**Objective**
Look through the material below for "What". Copy every line that contains it.

··· Given information

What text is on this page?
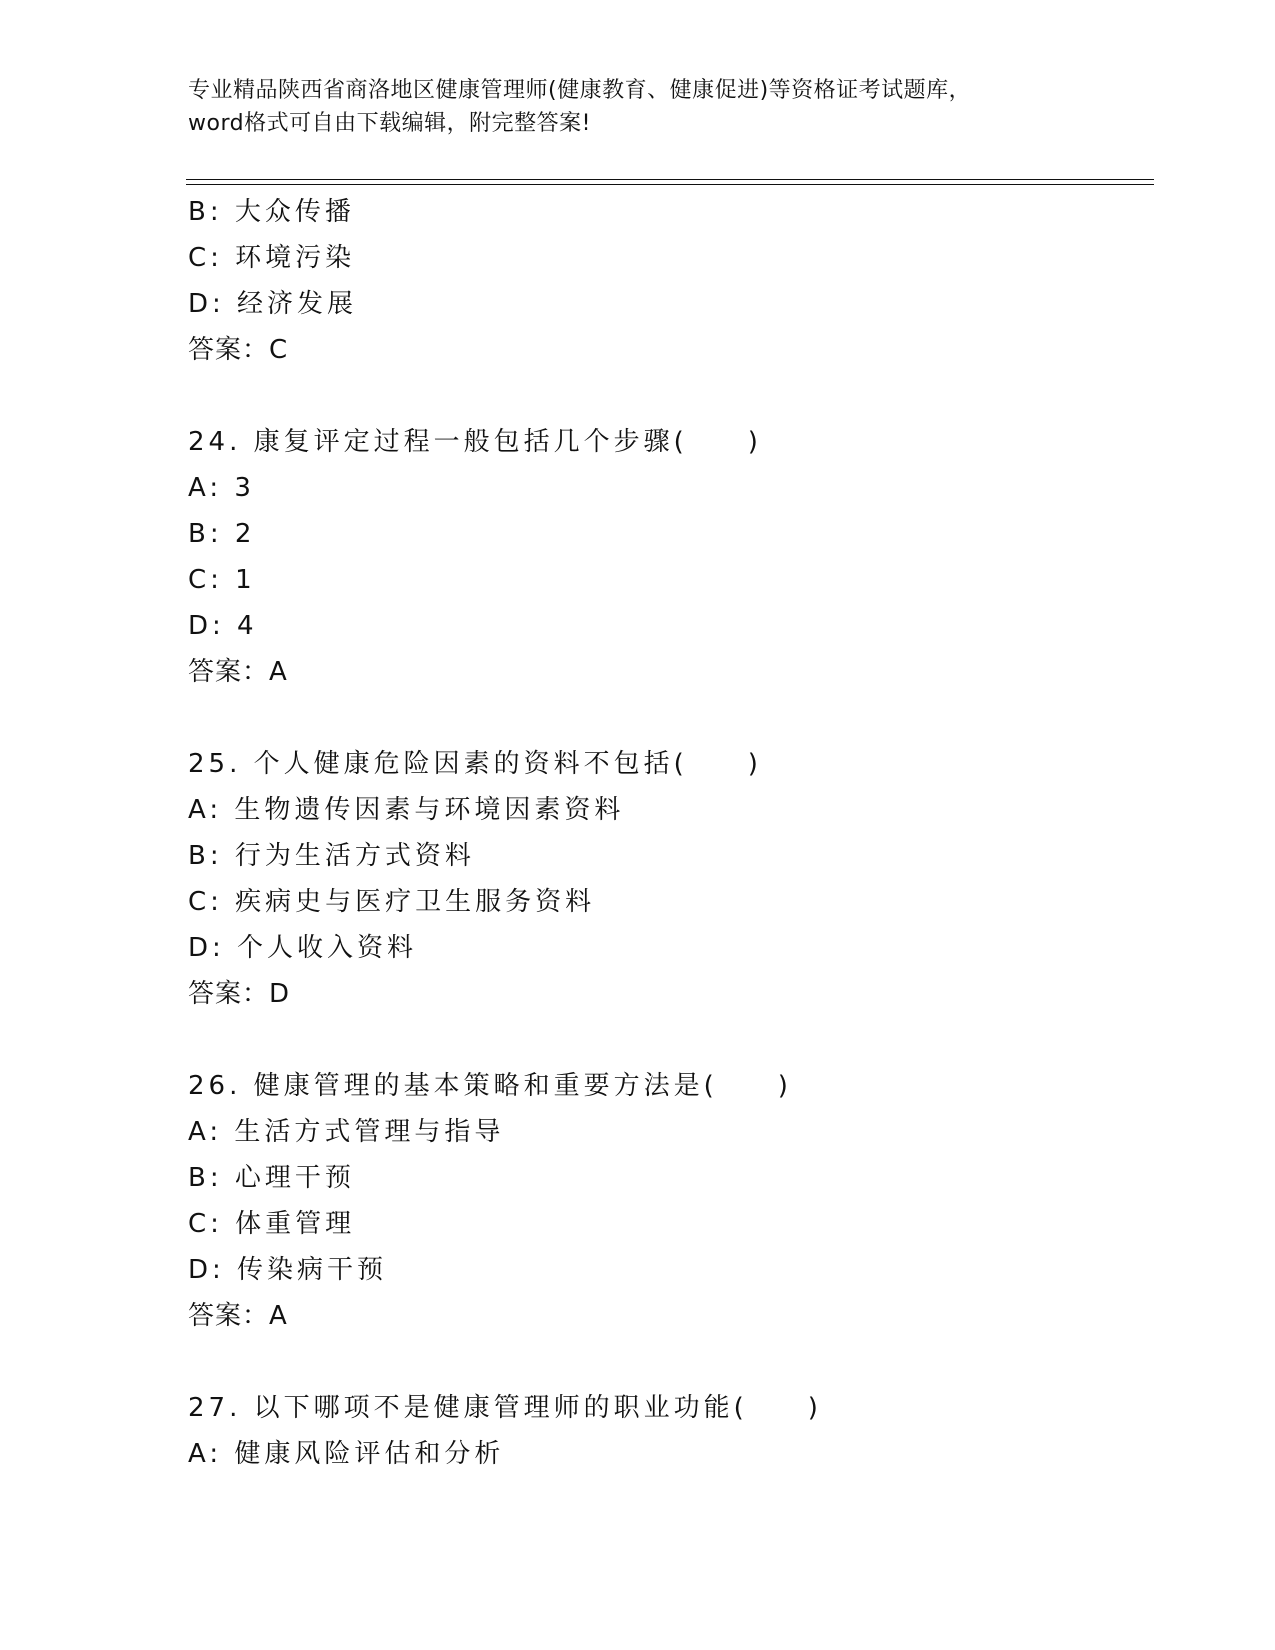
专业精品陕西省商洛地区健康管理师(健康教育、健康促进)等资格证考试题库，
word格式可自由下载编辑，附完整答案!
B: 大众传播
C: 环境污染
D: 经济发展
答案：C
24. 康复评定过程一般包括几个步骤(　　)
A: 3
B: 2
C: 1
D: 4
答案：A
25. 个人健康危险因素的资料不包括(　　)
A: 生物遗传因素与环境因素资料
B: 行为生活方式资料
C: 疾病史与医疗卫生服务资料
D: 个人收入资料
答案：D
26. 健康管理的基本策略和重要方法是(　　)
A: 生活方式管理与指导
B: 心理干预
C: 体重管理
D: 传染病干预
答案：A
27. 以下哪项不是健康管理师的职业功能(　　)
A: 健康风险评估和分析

······
··· Given information

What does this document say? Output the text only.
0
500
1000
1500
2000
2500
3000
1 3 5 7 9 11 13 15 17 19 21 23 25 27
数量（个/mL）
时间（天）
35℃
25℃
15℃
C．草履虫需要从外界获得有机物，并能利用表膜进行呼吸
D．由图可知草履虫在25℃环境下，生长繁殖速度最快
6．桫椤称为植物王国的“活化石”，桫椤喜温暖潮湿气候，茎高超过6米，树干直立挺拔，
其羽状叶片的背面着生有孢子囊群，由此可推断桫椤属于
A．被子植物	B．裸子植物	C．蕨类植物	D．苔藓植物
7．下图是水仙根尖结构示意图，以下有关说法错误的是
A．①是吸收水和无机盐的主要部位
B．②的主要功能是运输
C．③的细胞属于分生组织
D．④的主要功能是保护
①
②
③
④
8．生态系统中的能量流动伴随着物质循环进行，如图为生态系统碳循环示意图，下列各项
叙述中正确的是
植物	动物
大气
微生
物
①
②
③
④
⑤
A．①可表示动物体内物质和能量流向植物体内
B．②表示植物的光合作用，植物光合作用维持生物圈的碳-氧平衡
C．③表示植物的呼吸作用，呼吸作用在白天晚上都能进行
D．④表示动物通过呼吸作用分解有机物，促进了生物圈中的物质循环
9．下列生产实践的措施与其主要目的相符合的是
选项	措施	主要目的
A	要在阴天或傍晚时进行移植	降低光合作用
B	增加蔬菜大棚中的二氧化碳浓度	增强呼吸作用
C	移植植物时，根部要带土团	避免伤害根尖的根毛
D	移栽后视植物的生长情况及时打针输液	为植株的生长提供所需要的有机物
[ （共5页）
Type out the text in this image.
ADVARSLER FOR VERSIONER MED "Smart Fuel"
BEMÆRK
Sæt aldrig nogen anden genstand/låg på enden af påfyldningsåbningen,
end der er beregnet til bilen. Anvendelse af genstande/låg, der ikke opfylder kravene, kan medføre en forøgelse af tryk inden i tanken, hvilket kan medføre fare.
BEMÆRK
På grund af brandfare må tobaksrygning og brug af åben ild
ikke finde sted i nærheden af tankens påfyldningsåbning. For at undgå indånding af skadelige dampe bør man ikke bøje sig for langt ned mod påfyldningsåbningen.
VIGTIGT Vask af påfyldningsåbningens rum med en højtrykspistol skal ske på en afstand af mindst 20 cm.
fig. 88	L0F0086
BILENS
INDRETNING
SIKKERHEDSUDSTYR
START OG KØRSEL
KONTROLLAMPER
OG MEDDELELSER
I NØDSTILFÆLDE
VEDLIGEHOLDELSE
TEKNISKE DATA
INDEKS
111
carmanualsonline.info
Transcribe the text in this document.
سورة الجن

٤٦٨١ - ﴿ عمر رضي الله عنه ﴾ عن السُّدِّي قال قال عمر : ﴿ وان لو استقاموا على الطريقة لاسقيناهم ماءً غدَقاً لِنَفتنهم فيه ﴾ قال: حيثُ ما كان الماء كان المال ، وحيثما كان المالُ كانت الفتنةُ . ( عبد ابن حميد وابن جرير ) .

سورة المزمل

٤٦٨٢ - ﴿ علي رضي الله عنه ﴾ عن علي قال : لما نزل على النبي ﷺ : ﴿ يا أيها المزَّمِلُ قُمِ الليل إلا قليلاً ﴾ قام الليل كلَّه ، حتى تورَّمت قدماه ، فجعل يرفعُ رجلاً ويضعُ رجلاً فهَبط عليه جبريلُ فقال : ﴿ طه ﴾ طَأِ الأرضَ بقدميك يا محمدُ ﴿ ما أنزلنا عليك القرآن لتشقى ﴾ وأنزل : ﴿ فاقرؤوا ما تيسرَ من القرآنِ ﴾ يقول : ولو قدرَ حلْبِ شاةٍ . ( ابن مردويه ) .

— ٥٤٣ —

······

**In response**
What text is on this page?
What does this document say? Output the text only.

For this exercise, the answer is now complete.